Stored data:

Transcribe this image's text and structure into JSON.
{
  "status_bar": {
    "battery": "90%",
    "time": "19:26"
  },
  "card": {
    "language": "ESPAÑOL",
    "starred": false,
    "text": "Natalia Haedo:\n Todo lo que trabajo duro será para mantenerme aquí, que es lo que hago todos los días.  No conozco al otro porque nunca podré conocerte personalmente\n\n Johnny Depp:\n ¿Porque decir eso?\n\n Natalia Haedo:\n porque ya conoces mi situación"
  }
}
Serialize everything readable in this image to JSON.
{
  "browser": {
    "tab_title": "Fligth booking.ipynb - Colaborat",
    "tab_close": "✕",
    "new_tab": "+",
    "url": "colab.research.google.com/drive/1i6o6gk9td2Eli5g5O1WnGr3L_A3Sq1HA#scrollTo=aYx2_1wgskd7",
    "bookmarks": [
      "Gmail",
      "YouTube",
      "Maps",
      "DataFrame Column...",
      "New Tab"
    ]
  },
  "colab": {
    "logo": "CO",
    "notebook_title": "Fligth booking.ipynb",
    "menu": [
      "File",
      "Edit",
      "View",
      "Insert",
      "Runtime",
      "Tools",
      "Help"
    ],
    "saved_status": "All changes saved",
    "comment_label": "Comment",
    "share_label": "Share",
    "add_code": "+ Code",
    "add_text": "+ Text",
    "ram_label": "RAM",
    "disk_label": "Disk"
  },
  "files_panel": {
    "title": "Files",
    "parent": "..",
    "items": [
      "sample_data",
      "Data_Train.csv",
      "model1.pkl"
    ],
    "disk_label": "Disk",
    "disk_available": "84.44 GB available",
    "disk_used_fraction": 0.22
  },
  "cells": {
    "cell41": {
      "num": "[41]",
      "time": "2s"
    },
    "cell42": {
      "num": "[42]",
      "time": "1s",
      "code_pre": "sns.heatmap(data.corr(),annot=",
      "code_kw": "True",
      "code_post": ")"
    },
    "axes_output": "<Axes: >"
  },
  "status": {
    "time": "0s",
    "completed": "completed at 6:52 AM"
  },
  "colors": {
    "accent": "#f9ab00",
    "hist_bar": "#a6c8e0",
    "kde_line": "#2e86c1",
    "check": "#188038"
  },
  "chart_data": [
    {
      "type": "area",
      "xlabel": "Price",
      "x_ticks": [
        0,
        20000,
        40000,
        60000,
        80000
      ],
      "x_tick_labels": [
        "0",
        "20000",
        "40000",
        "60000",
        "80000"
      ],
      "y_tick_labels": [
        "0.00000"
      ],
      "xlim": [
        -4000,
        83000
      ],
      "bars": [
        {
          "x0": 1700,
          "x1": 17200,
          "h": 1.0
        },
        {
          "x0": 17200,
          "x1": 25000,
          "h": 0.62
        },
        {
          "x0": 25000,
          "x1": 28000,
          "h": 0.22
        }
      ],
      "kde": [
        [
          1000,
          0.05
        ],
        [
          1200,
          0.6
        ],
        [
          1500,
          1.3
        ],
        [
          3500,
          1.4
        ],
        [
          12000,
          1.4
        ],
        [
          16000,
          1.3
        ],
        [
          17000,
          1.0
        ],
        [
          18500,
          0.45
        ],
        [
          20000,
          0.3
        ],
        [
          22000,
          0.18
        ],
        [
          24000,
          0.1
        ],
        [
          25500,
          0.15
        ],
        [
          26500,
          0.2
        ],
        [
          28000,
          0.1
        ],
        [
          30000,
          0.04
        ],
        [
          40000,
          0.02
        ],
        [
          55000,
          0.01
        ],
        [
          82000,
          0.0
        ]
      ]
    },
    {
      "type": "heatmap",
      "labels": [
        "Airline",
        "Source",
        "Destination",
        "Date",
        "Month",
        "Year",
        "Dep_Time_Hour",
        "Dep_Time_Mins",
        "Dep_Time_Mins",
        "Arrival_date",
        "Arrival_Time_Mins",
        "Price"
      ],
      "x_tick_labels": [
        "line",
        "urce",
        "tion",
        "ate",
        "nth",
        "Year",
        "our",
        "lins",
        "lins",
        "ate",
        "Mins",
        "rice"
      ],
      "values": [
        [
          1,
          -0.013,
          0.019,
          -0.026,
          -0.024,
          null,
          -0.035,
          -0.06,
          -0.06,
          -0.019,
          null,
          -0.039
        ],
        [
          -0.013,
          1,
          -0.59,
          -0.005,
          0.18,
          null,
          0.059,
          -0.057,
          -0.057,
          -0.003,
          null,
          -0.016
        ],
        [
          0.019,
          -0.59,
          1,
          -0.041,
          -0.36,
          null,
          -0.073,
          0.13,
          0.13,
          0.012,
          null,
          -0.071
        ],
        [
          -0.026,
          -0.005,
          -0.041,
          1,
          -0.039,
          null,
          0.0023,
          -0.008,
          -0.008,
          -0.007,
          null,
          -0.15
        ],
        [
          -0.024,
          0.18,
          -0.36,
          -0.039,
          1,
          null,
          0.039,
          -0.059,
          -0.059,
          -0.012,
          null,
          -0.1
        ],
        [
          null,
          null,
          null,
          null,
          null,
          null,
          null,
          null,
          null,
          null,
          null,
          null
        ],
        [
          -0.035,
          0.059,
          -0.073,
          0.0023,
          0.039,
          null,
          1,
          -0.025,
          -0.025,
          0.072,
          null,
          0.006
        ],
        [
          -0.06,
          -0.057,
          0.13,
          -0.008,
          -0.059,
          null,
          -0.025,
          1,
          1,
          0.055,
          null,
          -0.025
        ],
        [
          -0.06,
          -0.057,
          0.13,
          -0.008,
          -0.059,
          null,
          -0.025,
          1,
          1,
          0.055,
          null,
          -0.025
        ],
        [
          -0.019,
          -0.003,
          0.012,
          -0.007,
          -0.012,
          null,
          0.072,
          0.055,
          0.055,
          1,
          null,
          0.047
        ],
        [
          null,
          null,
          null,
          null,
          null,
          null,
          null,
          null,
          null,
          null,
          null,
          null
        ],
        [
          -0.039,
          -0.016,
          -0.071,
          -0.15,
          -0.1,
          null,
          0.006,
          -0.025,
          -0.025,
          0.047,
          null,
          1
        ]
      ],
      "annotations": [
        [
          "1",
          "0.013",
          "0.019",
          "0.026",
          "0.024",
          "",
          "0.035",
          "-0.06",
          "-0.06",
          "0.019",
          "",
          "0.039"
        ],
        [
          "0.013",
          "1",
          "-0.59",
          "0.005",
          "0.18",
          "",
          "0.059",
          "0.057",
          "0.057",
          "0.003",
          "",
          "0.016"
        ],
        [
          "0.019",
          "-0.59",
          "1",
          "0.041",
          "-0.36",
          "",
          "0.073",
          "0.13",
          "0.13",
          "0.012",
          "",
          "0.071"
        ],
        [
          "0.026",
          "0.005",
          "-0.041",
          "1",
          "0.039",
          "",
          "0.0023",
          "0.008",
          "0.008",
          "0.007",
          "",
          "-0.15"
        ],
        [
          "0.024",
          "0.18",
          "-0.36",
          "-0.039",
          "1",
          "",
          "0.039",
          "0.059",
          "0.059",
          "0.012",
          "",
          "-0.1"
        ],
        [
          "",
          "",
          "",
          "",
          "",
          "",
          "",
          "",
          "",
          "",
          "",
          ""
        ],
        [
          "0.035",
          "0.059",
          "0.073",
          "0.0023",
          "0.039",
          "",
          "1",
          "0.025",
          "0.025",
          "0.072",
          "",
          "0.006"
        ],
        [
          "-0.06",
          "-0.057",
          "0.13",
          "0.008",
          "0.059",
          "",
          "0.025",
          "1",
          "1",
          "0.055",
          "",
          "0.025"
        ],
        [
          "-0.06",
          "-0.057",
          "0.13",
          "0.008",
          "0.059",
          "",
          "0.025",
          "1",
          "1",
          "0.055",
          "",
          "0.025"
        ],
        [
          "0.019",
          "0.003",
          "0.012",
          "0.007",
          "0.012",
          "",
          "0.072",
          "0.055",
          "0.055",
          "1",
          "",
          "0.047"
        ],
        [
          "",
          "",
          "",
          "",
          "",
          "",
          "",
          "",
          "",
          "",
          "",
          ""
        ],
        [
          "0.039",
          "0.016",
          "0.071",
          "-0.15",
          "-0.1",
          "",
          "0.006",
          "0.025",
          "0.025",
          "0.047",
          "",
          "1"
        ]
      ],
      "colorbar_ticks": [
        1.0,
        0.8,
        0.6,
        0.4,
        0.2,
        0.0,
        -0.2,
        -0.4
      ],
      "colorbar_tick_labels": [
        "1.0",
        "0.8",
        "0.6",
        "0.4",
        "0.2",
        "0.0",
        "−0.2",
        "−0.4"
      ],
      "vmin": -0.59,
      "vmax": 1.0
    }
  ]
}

Prompt:
Lines from the records above that hold "image" are the ones to list.

Result of this exercise:
Transcribe this image's text and structure into JSON.
Serialize everything readable in this image to JSON.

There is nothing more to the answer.